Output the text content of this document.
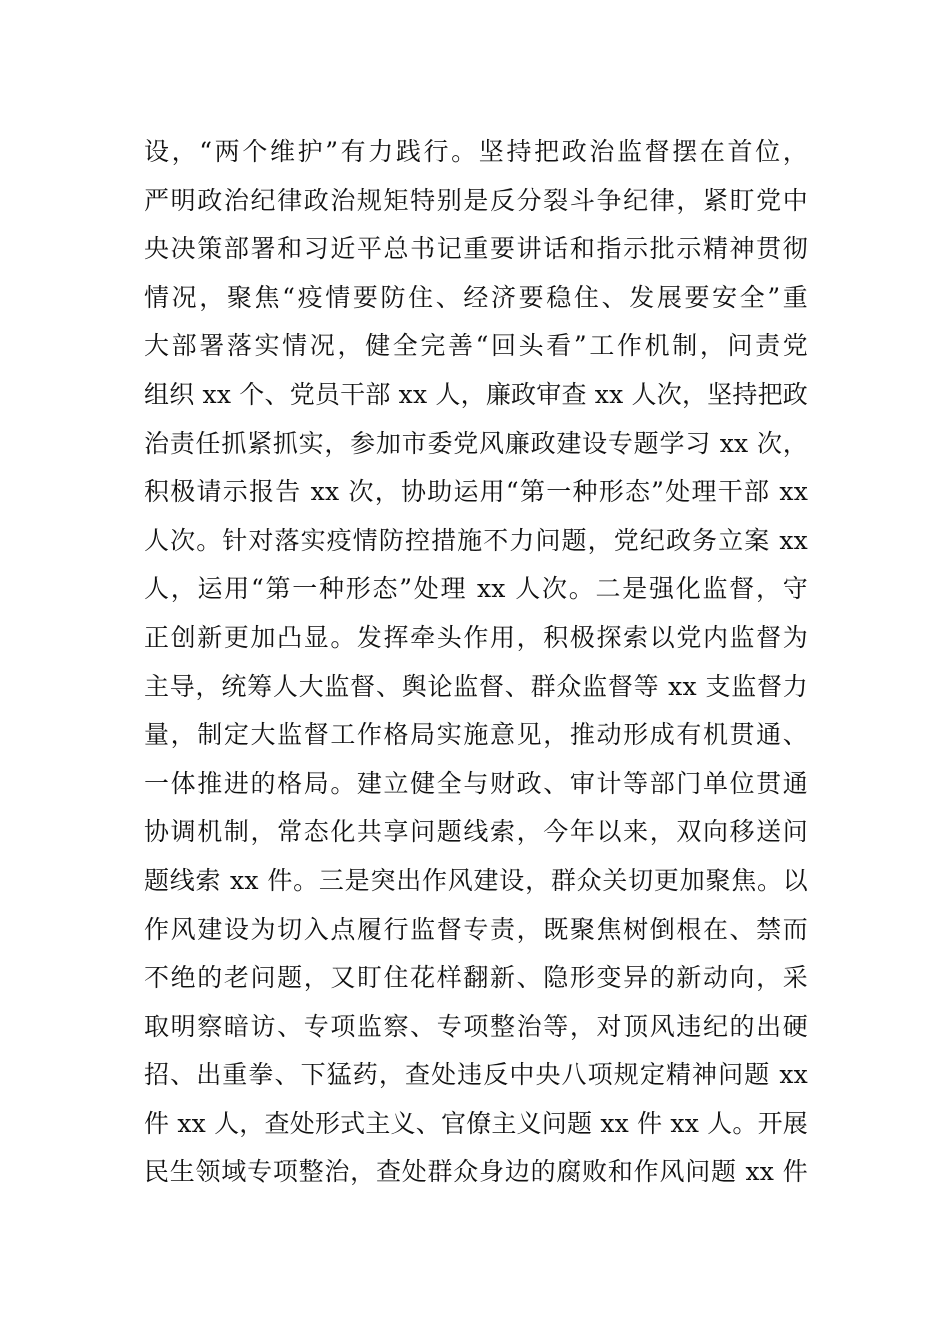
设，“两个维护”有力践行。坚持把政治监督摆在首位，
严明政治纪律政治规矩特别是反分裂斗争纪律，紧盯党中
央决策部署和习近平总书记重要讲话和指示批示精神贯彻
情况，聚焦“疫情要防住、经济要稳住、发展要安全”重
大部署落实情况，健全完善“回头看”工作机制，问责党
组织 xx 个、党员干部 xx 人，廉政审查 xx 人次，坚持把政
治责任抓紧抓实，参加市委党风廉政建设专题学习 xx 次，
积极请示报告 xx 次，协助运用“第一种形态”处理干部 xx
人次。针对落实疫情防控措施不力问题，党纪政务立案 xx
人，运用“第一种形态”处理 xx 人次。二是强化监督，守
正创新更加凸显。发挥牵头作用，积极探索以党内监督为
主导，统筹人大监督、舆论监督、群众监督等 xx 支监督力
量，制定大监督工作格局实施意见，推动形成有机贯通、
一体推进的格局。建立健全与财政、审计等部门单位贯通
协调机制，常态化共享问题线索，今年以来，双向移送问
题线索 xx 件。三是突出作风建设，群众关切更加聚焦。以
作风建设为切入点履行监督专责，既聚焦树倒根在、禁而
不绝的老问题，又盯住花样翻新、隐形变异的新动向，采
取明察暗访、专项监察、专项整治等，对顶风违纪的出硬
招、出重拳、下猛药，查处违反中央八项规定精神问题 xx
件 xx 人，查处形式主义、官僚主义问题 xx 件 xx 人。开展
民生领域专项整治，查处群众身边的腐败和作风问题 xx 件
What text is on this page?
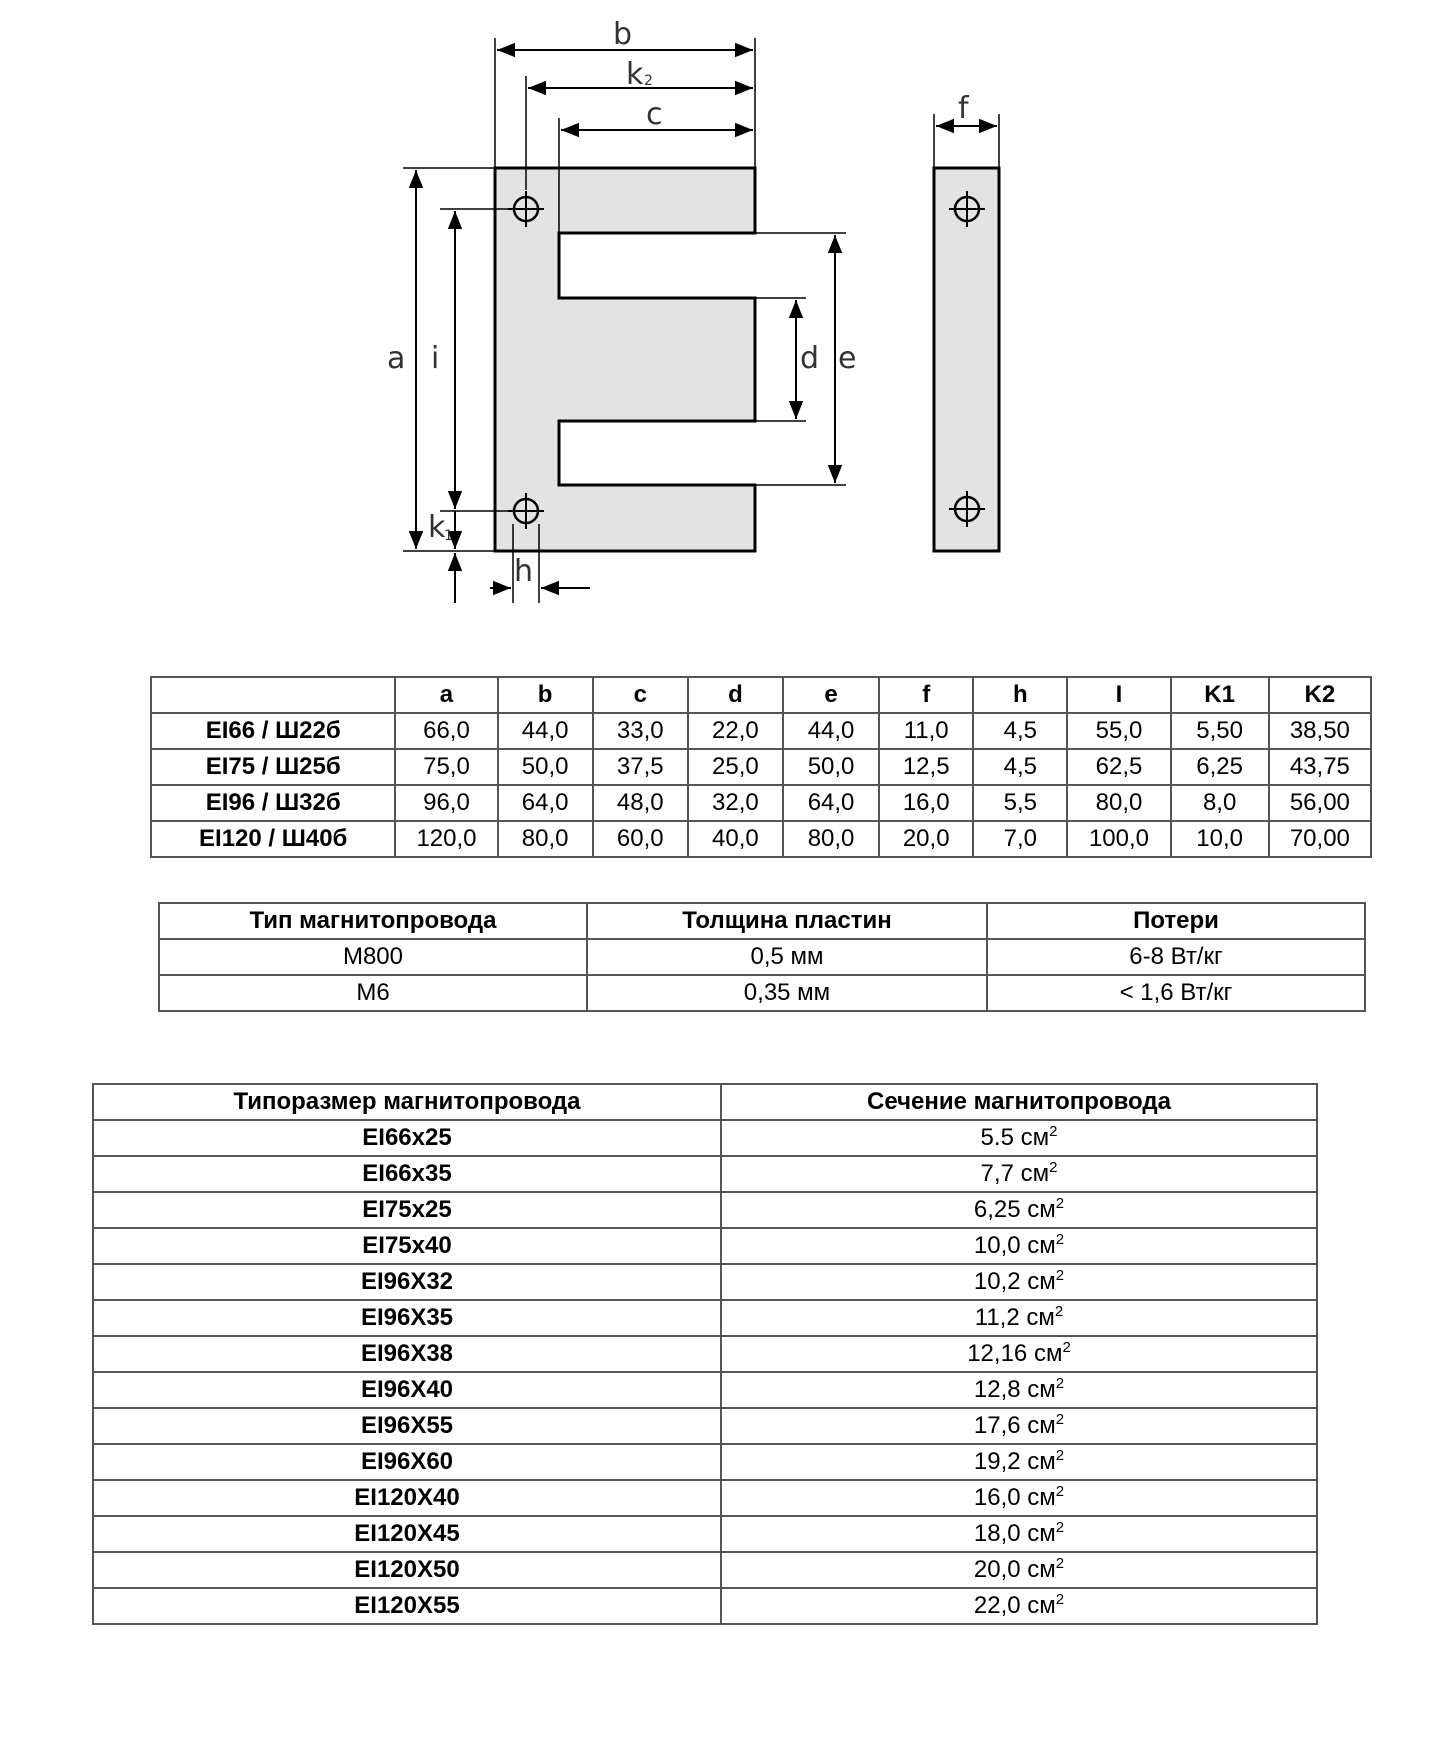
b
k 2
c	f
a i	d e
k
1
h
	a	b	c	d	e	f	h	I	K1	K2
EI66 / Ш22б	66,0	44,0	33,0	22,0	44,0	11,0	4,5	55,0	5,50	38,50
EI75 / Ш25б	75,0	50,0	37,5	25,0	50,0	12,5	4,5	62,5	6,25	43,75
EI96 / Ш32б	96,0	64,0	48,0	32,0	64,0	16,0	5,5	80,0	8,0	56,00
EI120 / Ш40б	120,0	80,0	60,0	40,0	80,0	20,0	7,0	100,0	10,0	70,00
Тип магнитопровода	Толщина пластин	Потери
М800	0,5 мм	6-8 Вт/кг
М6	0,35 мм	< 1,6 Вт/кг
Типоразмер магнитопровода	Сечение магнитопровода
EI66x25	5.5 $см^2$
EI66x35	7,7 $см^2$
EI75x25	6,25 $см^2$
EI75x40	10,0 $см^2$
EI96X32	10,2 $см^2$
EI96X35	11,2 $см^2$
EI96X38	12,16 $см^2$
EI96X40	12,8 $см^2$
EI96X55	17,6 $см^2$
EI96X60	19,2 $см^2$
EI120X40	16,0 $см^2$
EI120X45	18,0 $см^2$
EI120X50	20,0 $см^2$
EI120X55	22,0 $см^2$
◇ ◇ ◇ ◇ ◇ ◇ ◇
Pictures don't belong in the copy. Restate all the entries exactly.

Output the text content of this document.
设，“两个维护”有力践行。坚持把政治监督摆在首位，
严明政治纪律政治规矩特别是反分裂斗争纪律，紧盯党中
央决策部署和习近平总书记重要讲话和指示批示精神贯彻
情况，聚焦“疫情要防住、经济要稳住、发展要安全”重
大部署落实情况，健全完善“回头看”工作机制，问责党
组织 xx 个、党员干部 xx 人，廉政审查 xx 人次，坚持把政
治责任抓紧抓实，参加市委党风廉政建设专题学习 xx 次，
积极请示报告 xx 次，协助运用“第一种形态”处理干部 xx
人次。针对落实疫情防控措施不力问题，党纪政务立案 xx
人，运用“第一种形态”处理 xx 人次。二是强化监督，守
正创新更加凸显。发挥牵头作用，积极探索以党内监督为
主导，统筹人大监督、舆论监督、群众监督等 xx 支监督力
量，制定大监督工作格局实施意见，推动形成有机贯通、
一体推进的格局。建立健全与财政、审计等部门单位贯通
协调机制，常态化共享问题线索，今年以来，双向移送问
题线索 xx 件。三是突出作风建设，群众关切更加聚焦。以
作风建设为切入点履行监督专责，既聚焦树倒根在、禁而
不绝的老问题，又盯住花样翻新、隐形变异的新动向，采
取明察暗访、专项监察、专项整治等，对顶风违纪的出硬
招、出重拳、下猛药，查处违反中央八项规定精神问题 xx
件 xx 人，查处形式主义、官僚主义问题 xx 件 xx 人。开展
民生领域专项整治，查处群众身边的腐败和作风问题 xx 件
What text is on this page?
b
k 2
c	f
a i	d e
k
1
h
	a	b	c	d	e	f	h	I	K1	K2
EI66 / Ш22б	66,0	44,0	33,0	22,0	44,0	11,0	4,5	55,0	5,50	38,50
EI75 / Ш25б	75,0	50,0	37,5	25,0	50,0	12,5	4,5	62,5	6,25	43,75
EI96 / Ш32б	96,0	64,0	48,0	32,0	64,0	16,0	5,5	80,0	8,0	56,00
EI120 / Ш40б	120,0	80,0	60,0	40,0	80,0	20,0	7,0	100,0	10,0	70,00
Тип магнитопровода	Толщина пластин	Потери
М800	0,5 мм	6-8 Вт/кг
М6	0,35 мм	< 1,6 Вт/кг
Типоразмер магнитопровода	Сечение магнитопровода
EI66x25	5.5 $см^2$
EI66x35	7,7 $см^2$
EI75x25	6,25 $см^2$
EI75x40	10,0 $см^2$
EI96X32	10,2 $см^2$
EI96X35	11,2 $см^2$
EI96X38	12,16 $см^2$
EI96X40	12,8 $см^2$
EI96X55	17,6 $см^2$
EI96X60	19,2 $см^2$
EI120X40	16,0 $см^2$
EI120X45	18,0 $см^2$
EI120X50	20,0 $см^2$
EI120X55	22,0 $см^2$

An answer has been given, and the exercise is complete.